TASK DETAILS – Locate every line below that contains the word "Register" and copy it.

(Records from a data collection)

::::

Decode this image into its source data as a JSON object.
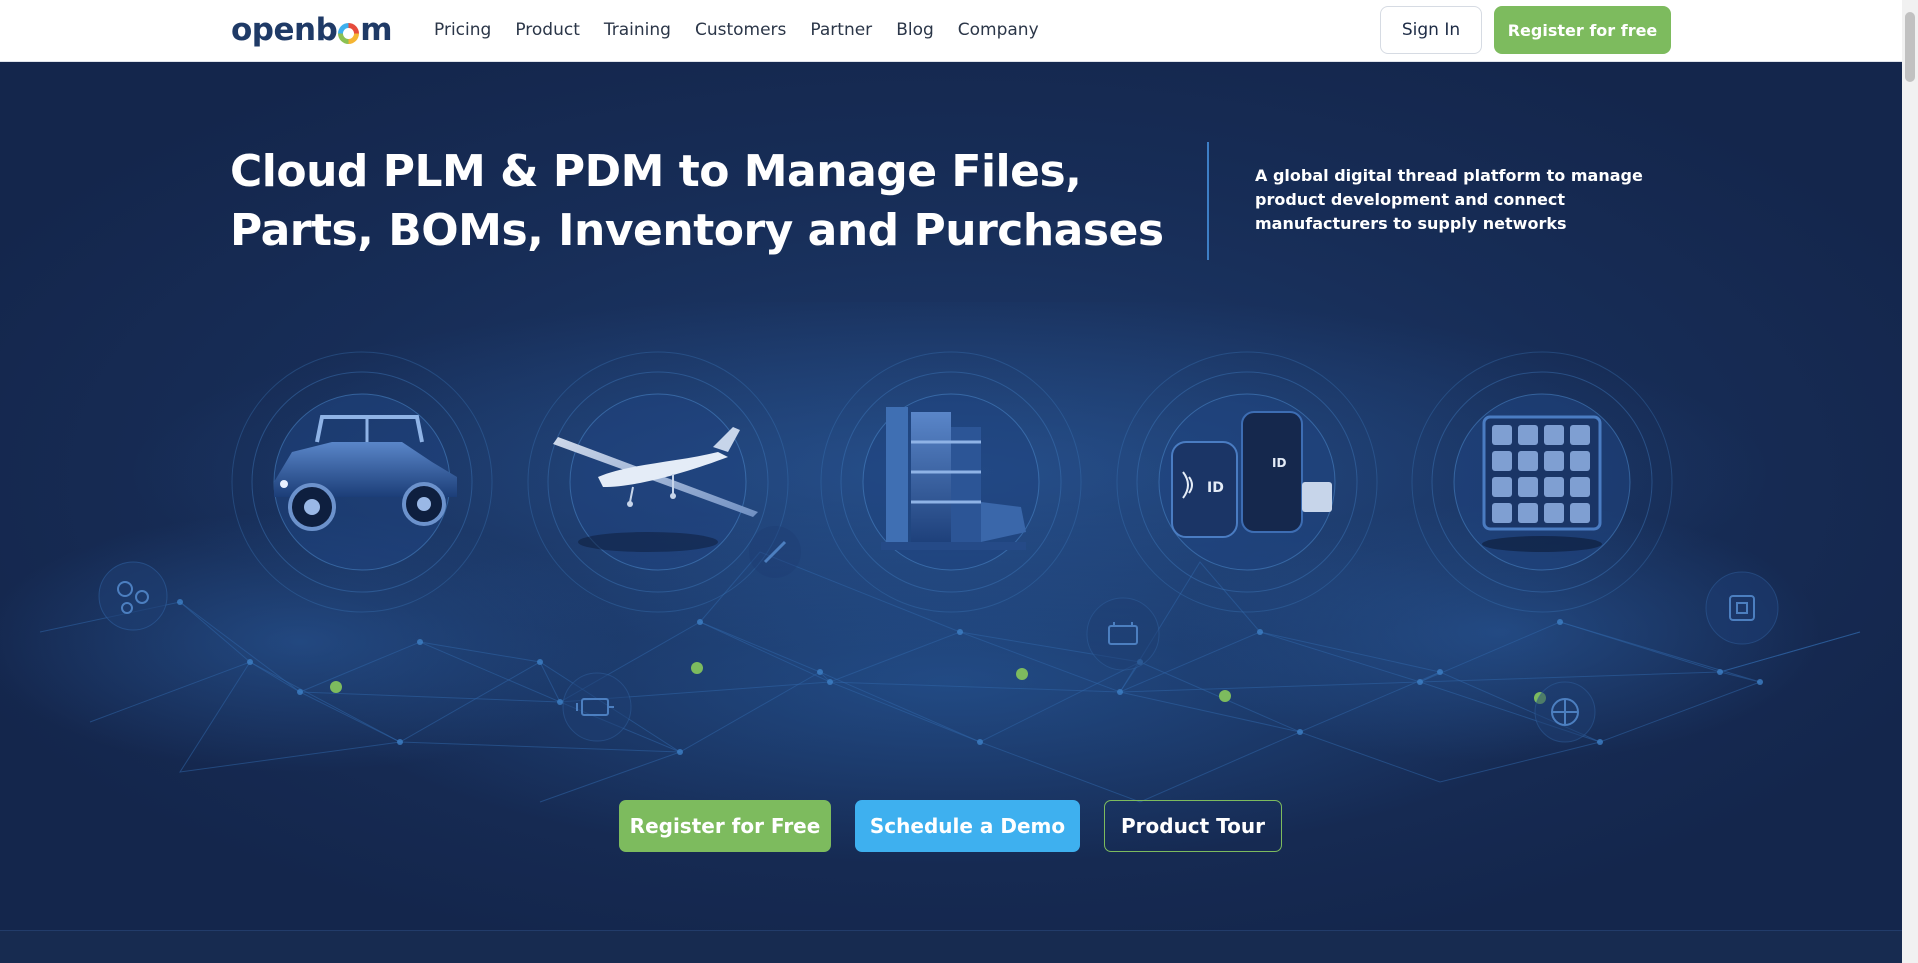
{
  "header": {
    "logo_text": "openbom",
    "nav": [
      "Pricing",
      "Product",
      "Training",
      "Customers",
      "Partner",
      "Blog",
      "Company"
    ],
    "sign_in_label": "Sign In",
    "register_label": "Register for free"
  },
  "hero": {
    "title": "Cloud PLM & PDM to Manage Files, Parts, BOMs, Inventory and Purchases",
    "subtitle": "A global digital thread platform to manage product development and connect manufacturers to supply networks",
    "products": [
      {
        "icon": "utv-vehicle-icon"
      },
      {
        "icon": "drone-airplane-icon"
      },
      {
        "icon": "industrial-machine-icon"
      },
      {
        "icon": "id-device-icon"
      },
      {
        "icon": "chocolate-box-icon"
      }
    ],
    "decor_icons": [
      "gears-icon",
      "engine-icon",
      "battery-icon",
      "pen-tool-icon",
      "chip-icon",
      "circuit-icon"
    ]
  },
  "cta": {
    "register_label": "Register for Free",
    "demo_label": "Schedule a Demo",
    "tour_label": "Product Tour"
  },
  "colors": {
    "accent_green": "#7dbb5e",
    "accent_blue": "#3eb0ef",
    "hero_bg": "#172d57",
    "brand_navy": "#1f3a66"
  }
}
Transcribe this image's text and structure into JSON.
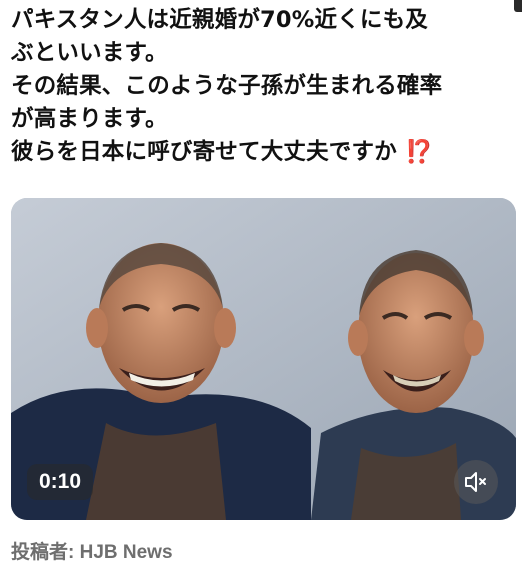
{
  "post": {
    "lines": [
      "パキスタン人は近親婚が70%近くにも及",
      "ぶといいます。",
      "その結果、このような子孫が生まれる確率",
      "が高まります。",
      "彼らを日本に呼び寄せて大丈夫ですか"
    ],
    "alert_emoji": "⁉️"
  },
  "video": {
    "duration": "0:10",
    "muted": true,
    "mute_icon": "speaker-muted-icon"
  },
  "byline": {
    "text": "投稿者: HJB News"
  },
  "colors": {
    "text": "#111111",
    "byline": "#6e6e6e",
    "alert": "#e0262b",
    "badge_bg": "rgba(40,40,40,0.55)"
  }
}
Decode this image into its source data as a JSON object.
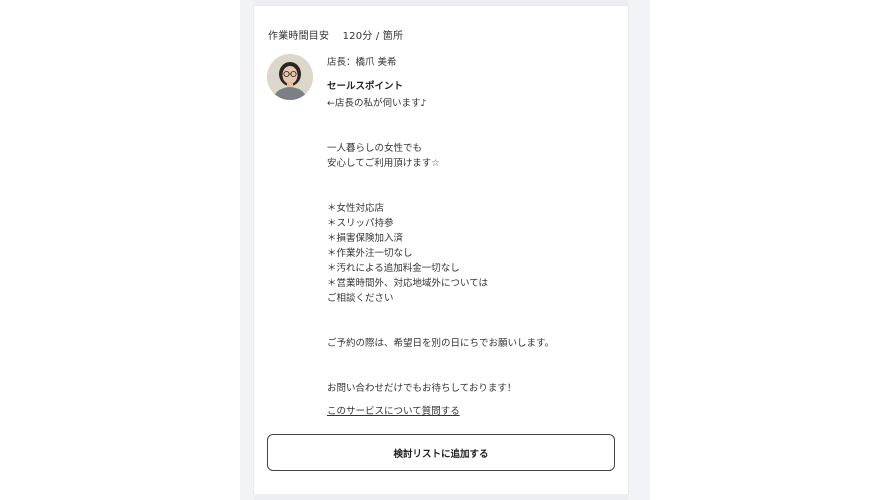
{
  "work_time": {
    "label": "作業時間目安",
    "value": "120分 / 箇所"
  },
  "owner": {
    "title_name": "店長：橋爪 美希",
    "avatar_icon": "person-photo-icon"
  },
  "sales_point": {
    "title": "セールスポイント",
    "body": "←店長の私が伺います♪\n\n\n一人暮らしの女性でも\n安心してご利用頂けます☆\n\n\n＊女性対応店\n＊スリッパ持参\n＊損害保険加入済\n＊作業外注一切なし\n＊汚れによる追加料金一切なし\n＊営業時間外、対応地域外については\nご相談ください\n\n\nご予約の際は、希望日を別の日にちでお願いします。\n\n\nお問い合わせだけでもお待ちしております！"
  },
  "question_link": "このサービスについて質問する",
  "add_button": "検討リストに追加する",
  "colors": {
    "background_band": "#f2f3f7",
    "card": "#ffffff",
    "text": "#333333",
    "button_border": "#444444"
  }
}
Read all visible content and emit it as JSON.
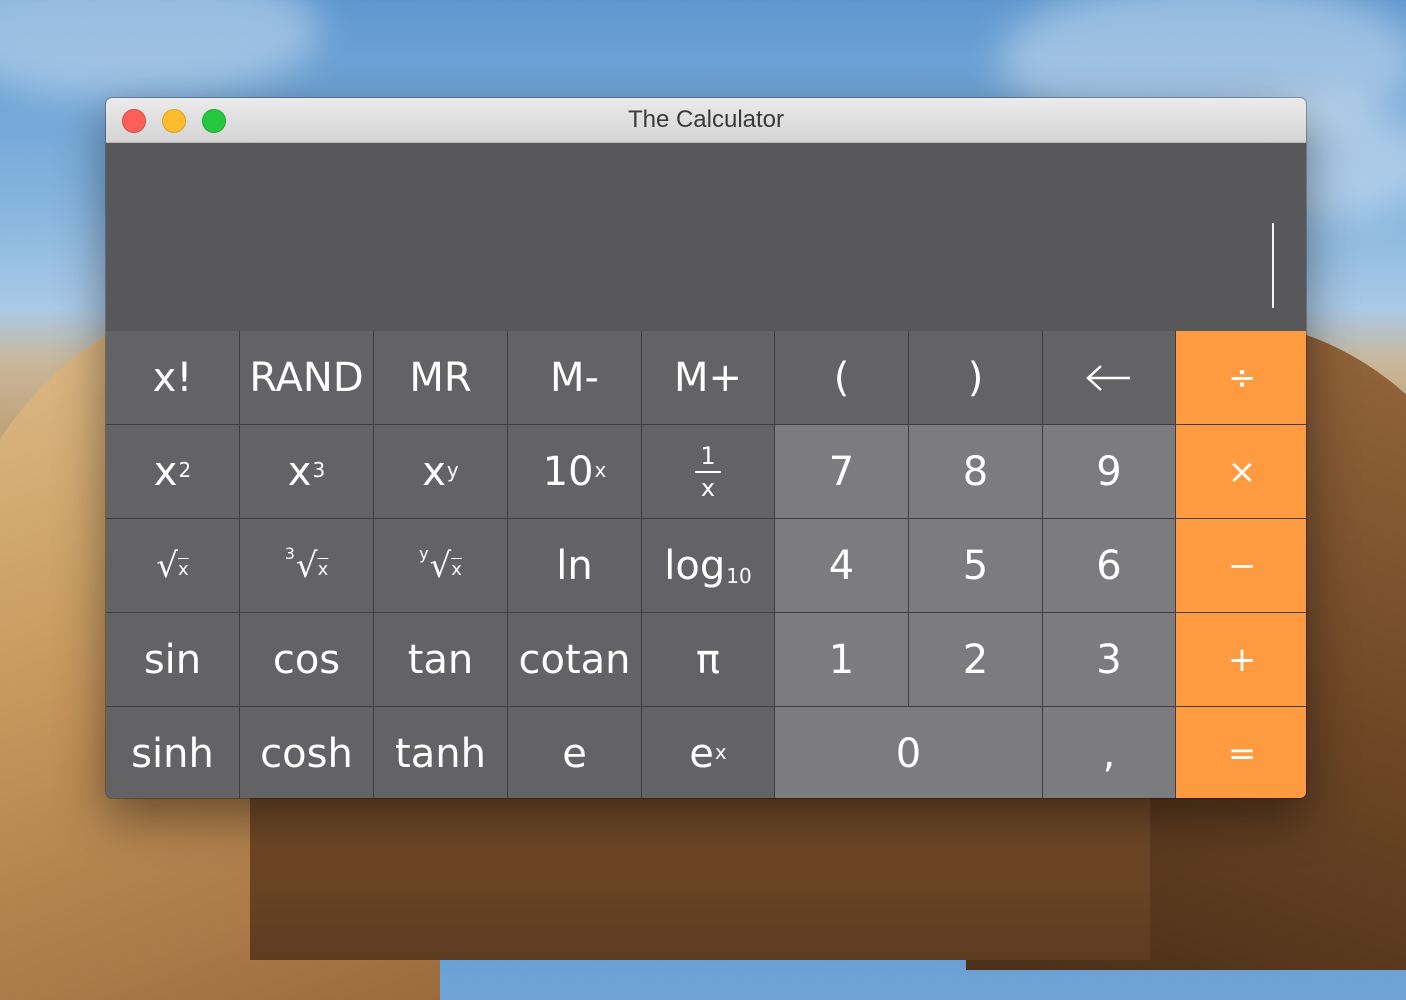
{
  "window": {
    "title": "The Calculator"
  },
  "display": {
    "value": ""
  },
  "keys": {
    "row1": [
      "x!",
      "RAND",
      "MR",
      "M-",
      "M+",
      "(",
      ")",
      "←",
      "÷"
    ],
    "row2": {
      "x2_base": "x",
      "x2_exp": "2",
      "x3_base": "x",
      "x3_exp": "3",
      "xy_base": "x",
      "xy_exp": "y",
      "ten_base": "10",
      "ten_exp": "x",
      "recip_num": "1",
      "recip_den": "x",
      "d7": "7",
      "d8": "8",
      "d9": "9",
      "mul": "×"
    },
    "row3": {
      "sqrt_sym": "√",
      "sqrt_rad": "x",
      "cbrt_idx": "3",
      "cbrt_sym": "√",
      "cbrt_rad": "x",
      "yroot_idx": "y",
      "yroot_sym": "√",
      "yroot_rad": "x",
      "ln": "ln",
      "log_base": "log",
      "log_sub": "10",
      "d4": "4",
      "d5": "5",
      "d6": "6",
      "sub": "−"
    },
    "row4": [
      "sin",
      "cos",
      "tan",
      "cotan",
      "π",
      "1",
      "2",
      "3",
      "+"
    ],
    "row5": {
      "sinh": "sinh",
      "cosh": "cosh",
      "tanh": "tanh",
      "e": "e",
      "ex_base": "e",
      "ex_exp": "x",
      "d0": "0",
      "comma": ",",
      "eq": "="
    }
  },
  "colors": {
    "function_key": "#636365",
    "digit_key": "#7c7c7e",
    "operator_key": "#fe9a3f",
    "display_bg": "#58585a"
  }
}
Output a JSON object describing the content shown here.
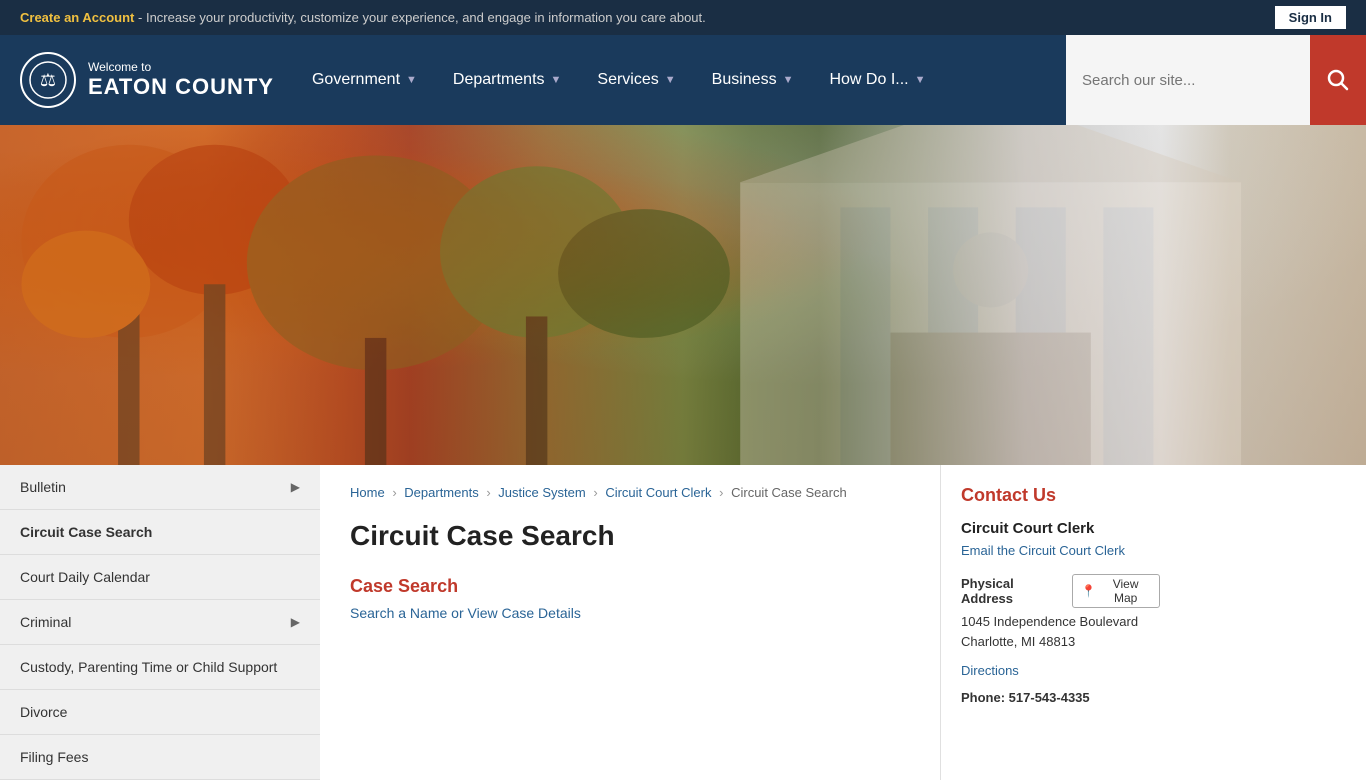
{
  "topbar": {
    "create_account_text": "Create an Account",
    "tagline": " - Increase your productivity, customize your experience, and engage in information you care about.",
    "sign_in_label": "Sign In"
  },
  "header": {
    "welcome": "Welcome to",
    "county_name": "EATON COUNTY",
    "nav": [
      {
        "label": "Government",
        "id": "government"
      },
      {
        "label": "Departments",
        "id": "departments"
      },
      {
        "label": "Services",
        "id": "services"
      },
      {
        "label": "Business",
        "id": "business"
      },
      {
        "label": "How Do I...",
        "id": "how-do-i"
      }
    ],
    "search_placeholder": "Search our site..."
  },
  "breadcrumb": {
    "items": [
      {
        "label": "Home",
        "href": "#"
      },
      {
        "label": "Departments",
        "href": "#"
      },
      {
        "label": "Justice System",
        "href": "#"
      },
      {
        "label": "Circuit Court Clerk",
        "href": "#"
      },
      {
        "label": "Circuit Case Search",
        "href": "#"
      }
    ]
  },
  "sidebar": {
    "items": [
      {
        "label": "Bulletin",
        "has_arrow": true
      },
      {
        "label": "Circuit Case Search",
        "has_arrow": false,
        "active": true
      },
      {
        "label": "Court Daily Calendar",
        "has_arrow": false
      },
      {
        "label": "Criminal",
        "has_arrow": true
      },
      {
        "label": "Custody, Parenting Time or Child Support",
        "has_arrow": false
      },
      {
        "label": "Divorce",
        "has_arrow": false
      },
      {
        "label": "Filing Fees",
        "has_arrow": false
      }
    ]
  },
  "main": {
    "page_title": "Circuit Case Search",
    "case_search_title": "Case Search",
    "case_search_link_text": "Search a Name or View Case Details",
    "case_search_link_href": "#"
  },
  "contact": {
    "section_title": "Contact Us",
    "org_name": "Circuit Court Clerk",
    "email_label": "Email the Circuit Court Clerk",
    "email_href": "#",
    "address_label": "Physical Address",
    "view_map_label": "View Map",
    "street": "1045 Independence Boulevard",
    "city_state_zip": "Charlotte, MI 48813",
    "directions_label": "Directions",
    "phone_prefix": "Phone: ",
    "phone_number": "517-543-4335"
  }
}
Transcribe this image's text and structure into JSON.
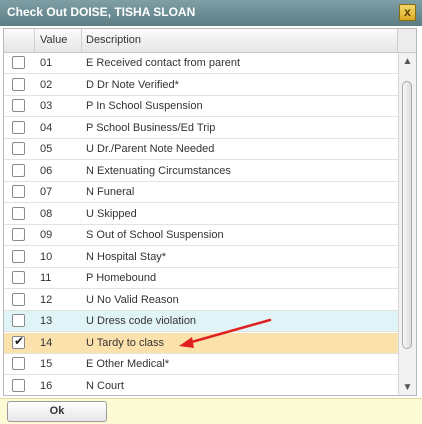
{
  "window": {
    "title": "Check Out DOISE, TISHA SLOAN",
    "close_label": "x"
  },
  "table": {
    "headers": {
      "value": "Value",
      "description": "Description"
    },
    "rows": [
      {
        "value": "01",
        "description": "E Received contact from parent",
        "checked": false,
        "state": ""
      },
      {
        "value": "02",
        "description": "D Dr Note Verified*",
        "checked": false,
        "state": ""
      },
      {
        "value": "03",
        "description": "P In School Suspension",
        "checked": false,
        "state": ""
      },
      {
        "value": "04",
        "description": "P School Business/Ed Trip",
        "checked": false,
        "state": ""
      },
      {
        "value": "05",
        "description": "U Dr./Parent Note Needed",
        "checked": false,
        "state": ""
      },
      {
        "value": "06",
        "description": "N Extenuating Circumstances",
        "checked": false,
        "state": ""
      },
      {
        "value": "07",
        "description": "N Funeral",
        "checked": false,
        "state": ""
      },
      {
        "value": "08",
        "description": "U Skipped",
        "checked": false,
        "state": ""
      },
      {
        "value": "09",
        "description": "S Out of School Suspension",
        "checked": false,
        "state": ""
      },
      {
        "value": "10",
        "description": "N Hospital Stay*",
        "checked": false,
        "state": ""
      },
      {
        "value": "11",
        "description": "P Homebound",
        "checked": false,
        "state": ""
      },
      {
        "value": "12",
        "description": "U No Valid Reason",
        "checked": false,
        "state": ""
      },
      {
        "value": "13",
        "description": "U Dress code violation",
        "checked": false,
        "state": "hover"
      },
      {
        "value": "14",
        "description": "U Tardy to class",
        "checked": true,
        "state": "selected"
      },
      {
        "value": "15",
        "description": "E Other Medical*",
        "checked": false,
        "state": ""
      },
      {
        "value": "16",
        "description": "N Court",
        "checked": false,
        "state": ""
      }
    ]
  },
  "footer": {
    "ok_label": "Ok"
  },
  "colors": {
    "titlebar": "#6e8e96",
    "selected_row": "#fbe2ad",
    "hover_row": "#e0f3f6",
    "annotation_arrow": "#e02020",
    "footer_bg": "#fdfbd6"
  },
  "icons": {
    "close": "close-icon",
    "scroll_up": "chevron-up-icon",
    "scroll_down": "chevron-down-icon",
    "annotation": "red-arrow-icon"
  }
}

::::

TASK SOLUTION –
    "register_label": "Register for free"
    "register_label": "Register for Free",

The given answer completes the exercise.